Restate every line of the material, word for word.
--------------------------------
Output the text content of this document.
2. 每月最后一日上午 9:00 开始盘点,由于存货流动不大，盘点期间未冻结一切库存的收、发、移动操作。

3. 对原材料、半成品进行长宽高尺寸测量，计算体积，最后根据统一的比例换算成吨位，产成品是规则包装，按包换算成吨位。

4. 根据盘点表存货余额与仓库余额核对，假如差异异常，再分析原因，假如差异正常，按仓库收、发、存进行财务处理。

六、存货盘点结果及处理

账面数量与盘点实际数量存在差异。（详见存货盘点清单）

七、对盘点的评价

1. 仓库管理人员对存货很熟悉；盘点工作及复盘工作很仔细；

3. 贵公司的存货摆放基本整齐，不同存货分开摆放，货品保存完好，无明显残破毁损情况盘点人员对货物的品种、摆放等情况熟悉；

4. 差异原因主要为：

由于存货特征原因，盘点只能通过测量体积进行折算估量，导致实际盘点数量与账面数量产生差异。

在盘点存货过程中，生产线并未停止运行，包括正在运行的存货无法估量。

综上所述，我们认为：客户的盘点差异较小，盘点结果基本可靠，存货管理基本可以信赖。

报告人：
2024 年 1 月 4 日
--------------------------------
In response:
Output the text content of this document.
2. 每月最后一日上午 9:00 开始盘点,由于存货流动不大，盘点期间未冻结一切库存的收、发、移动操作。

3. 对原材料、半成品进行长宽高尺寸测量，计算体积，最后根据统一的比例换算成吨位，产成品是规则包装，按包换算成吨位。

4. 根据盘点表存货余额与仓库余额核对，假如差异异常，再分析原因，假如差异正常，按仓库收、发、存进行财务处理。

六、存货盘点结果及处理

账面数量与盘点实际数量存在差异。（详见存货盘点清单）

七、对盘点的评价

1. 仓库管理人员对存货很熟悉；盘点工作及复盘工作很仔细；

3. 贵公司的存货摆放基本整齐，不同存货分开摆放，货品保存完好，无明显残破毁损情况盘点人员对货物的品种、摆放等情况熟悉；

4. 差异原因主要为：

由于存货特征原因，盘点只能通过测量体积进行折算估量，导致实际盘点数量与账面数量产生差异。

在盘点存货过程中，生产线并未停止运行，包括正在运行的存货无法估量。

综上所述，我们认为：客户的盘点差异较小，盘点结果基本可靠，存货管理基本可以信赖。

报告人：
2024 年 1 月 4 日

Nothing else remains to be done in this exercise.